**Records from a collection:**
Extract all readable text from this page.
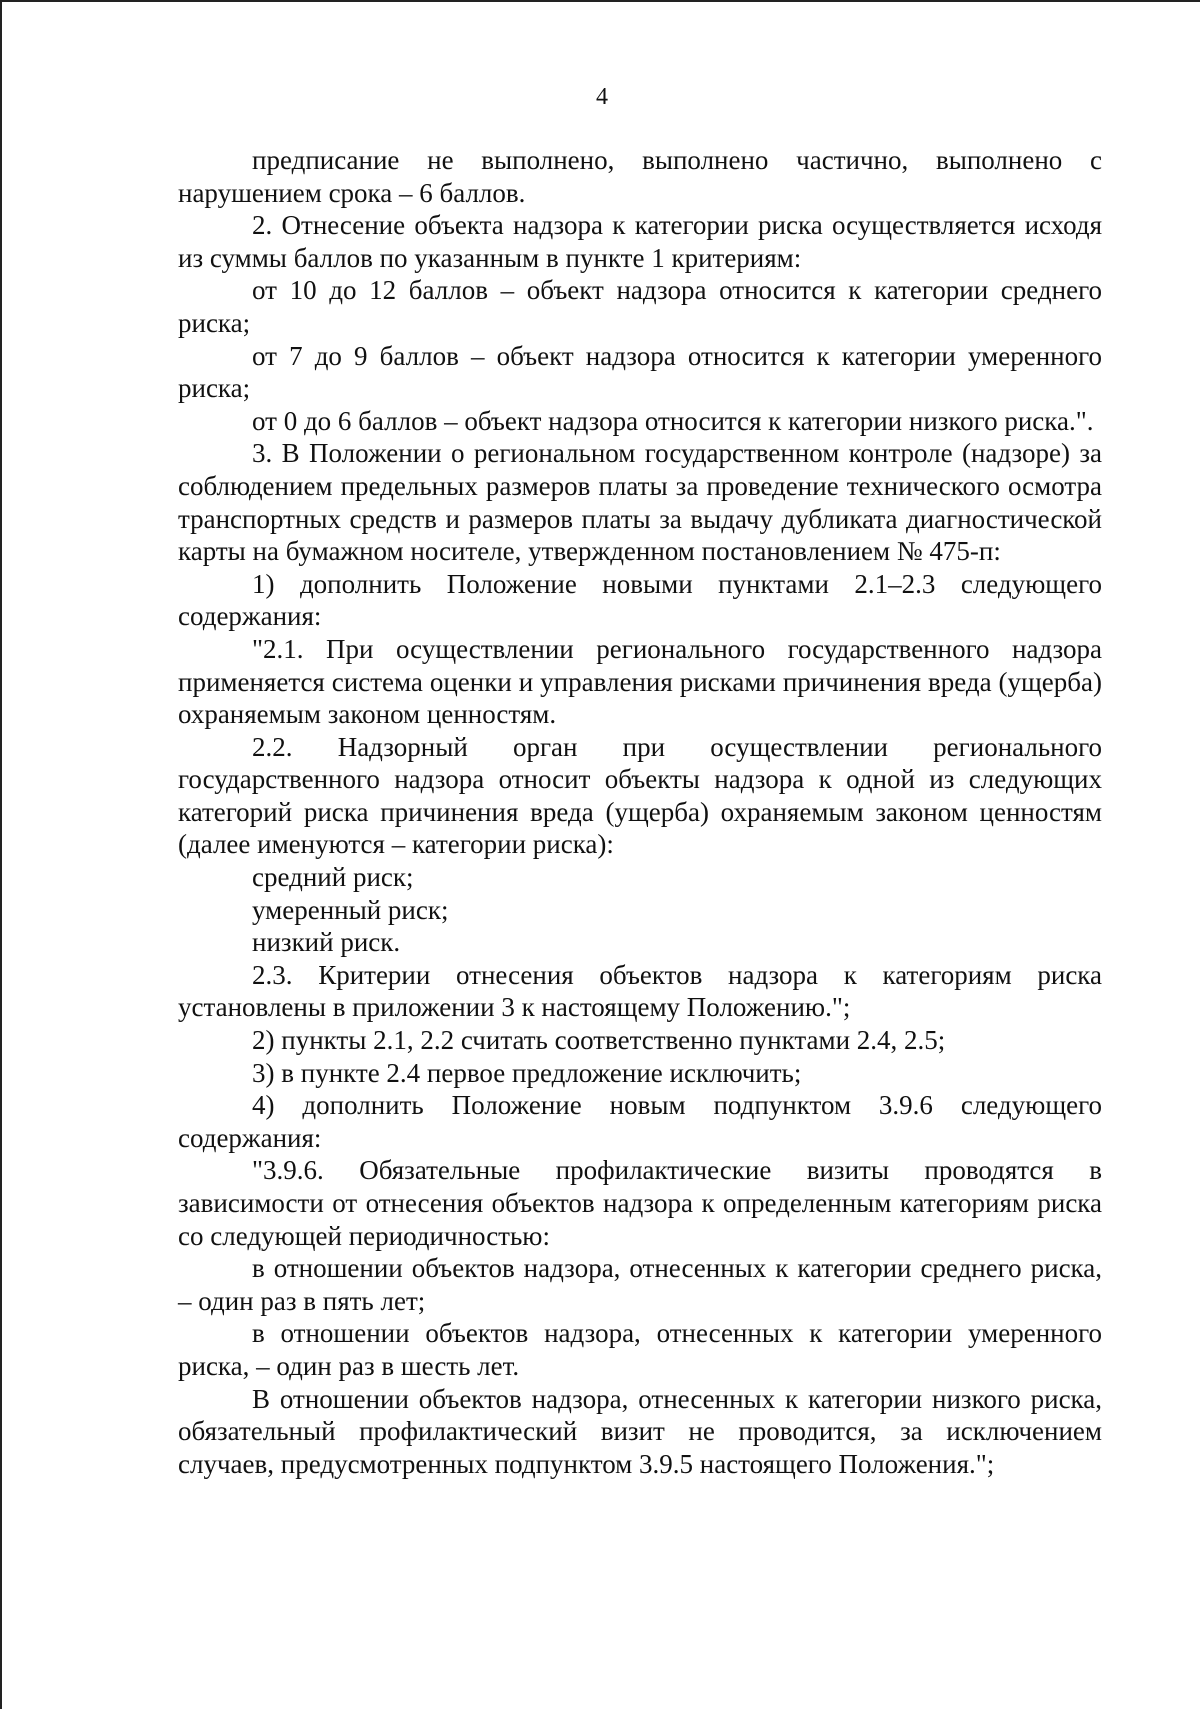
4

предписание не выполнено, выполнено частично, выполнено с нарушением срока – 6 баллов.

2. Отнесение объекта надзора к категории риска осуществляется исходя из суммы баллов по указанным в пункте 1 критериям:

от 10 до 12 баллов – объект надзора относится к категории среднего риска;

от 7 до 9 баллов – объект надзора относится к категории умеренного риска;

от 0 до 6 баллов – объект надзора относится к категории низкого риска.".

3. В Положении о региональном государственном контроле (надзоре) за соблюдением предельных размеров платы за проведение технического осмотра транспортных средств и размеров платы за выдачу дубликата диагностической карты на бумажном носителе, утвержденном постановлением № 475-п:

1) дополнить Положение новыми пунктами 2.1–2.3 следующего содержания:

"2.1. При осуществлении регионального государственного надзора применяется система оценки и управления рисками причинения вреда (ущерба) охраняемым законом ценностям.

2.2. Надзорный орган при осуществлении регионального государственного надзора относит объекты надзора к одной из следующих категорий риска причинения вреда (ущерба) охраняемым законом ценностям (далее именуются – категории риска):

средний риск;

умеренный риск;

низкий риск.

2.3. Критерии отнесения объектов надзора к категориям риска установлены в приложении 3 к настоящему Положению.";

2) пункты 2.1, 2.2 считать соответственно пунктами 2.4, 2.5;

3) в пункте 2.4 первое предложение исключить;

4) дополнить Положение новым подпунктом 3.9.6 следующего содержания:

"3.9.6. Обязательные профилактические визиты проводятся в зависимости от отнесения объектов надзора к определенным категориям риска со следующей периодичностью:

в отношении объектов надзора, отнесенных к категории среднего риска, – один раз в пять лет;

в отношении объектов надзора, отнесенных к категории умеренного риска, – один раз в шесть лет.

В отношении объектов надзора, отнесенных к категории низкого риска, обязательный профилактический визит не проводится, за исключением случаев, предусмотренных подпунктом 3.9.5 настоящего Положения.";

**To be done:** From the records above, pull out every line containing the word "низкого".

**Solution below:**
от 0 до 6 баллов – объект надзора относится к категории низкого риска.".
В отношении объектов надзора, отнесенных к категории низкого риска, обязательный профилактический визит не проводится, за исключением случаев, предусмотренных подпунктом 3.9.5 настоящего Положения.";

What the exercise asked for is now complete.